* **Written tasks**:
a - According to the text on Islamic government, who founded the Jamāʿat-i Islāmī in the Indian subcontinent?
b - Reproduce a part of the text on Islamic government, beginning with the words "One thing that" and ending after "SAYYID ABū AL-AʿLā.".

+++ Text

Rashīd Riḍā's emphasis on the caliphate sets him apart from most neorevivalist thinkers of the late twentieth century, who are in other respects rightly considered his intellectual descendants. The only major thinker to speak of a caliphate was the founder of the Jamāʿat-i Islāmī in the Indian subcontinent, Abū al-Aʿlā Mawdūdī (1903–1979). However, Mawdūdī's use of the term caliph is nothing like Rashīd Riḍā's, nor does it mark a return to the classical conception. For Mawdūdī, the fact that sovereignty properly rests with God alone means that any temporal government with Islamic legitimacy must be called a caliphate: government is entrusted to men as God 's vicegerents, or caliphs. But since all men can lay claim to this caliphal status (given the Qurʿānic usage of the term), the head of government is presented as operating with authority delegated most immediately from his fellow caliphs. By Mawdūdī 's own evaluation, this system does not amount to popular sovereignty or democracy, both of which are secular Western concepts in which the authority underpinning government is human centered rather than divine. While reaffirming the old principle of shūrā (mutual consultation) in government, Mawdūdī does not insist on its identity with Western democracy, and in general does not see Islam as prescribing the particular institutions in which consultation takes place. He is in fact often vague on the specifics of government; he discusses in detail only the head of state and the majlis-i shūrā (legislature), largely ignoring subsidiary institutions as well as the judiciary. This avoidance of specifics (coupled with an insistence on the essentially political nature of Islam) is characteristic of much neorevivalist thought.

One thing that Mawdūdī does make clear is the activist and totalitarian nature of the state. The institutions of government must be employed in all their power to give God 's sovereignty over people practical expression. No sphere of human activity is to be outside of this all-embracing, ideological state. There is no essential difference between state, government, and society: all are part of the larger Islamic order anchored in sharīʿah. As such, constitutional issues, such as the relationship between the executive, legislative, and judicial organs of government, are of little interest to Mawdūdī. See MAWDūDī, SAYYID ABū AL-AʿLā.

This totalitarian emphasis is not echoed by the head of Sudan's Muslim Brotherhood, Ḥasan al-Turābī (d. 1932), perhaps the leading neorevivalist figure of the 1990s. It is not always easy to assess Turābī 's ideas on government, because his thinking has evolved along with his changing political role in Sudan. In general, however, he seems to favor a limited, minimal role for Islamic government. Turābī 's state is in theory noninterventionist; it leaves civil society alone as much as possible. He equates this approach explicitly with the Western liberal tradition, but finds ample precedent in Islamic history, both in the limited social role traditionally played by Muslim governments and in the practical separation that has almost always obtained between sharīʿah and government. Divine law has always existed apart from governmental institutions, and has ideally served as a constitutional check on them. For Turābī, the proper Islamic government must act in accordance with the law, but not as an agent of it. Government should not seek actively to shape society, but should allow an Islamic society to evolve naturally through the activities of individuals who live their lives in accordance with God 's law. This autonomy of the individual is perfectly consistent with the values of sharīʿah, which focuses on the social relations of individuals rather than on the institutions constructed to regulate them. The fact that sharīʿah does not recognize the state as a repository of legal authority is proof that the true Islamic government is a limited one.

++++++
+++ Records supplied

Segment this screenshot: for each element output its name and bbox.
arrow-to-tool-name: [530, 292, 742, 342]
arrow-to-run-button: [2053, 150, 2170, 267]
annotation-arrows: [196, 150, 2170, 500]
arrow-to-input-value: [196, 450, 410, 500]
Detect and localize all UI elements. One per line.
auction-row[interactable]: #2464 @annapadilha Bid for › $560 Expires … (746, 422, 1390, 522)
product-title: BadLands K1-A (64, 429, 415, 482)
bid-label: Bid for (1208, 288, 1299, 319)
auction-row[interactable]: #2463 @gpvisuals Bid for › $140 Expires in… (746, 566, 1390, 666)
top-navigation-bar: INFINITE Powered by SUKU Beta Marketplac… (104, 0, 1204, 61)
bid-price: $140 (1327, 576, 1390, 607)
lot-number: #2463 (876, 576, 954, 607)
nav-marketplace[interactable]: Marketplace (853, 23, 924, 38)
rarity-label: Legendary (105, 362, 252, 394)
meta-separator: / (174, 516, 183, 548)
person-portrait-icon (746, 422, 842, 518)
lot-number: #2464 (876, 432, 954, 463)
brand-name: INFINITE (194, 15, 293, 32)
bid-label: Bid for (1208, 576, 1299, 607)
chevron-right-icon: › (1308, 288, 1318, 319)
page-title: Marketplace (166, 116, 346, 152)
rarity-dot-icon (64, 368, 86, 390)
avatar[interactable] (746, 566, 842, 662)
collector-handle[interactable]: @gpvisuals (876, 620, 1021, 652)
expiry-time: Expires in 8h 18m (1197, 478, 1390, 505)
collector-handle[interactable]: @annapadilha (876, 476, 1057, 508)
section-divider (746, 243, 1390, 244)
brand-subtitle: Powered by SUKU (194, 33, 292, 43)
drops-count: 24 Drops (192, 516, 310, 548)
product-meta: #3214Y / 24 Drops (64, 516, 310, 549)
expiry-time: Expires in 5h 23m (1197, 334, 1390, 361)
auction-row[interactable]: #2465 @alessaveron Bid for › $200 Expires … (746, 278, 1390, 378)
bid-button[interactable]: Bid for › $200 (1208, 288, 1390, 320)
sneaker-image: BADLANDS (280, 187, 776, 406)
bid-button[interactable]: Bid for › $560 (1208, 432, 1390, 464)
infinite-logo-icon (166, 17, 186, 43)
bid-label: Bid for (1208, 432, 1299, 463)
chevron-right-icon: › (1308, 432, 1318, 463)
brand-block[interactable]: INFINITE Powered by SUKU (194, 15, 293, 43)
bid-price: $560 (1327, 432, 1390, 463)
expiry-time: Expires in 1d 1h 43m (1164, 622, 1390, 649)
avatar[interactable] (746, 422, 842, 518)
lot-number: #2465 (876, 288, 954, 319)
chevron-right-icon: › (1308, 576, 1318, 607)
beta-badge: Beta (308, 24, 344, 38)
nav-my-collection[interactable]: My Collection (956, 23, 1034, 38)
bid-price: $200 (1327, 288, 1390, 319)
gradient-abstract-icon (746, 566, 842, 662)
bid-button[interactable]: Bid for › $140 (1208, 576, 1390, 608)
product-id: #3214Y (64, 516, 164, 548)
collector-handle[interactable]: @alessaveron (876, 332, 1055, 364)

++++++

* **Task answers**:
a - Abū al-Aʿlā Mawdūdī (1903–1979)

b -
One thing that Mawdūdī does make clear is the activist and totalitarian nature of the state. The institutions of government must be employed in all their power to give God 's sovereignty over people practical expression. No sphere of human activity is to be outside of this all-embracing, ideological state. There is no essential difference between state, government, and society: all are part of the larger Islamic order anchored in sharīʿah. As such, constitutional issues, such as the relationship between the executive, legislative, and judicial organs of government, are of little interest to Mawdūdī. See MAWDūDī, SAYYID ABū AL-AʿLā.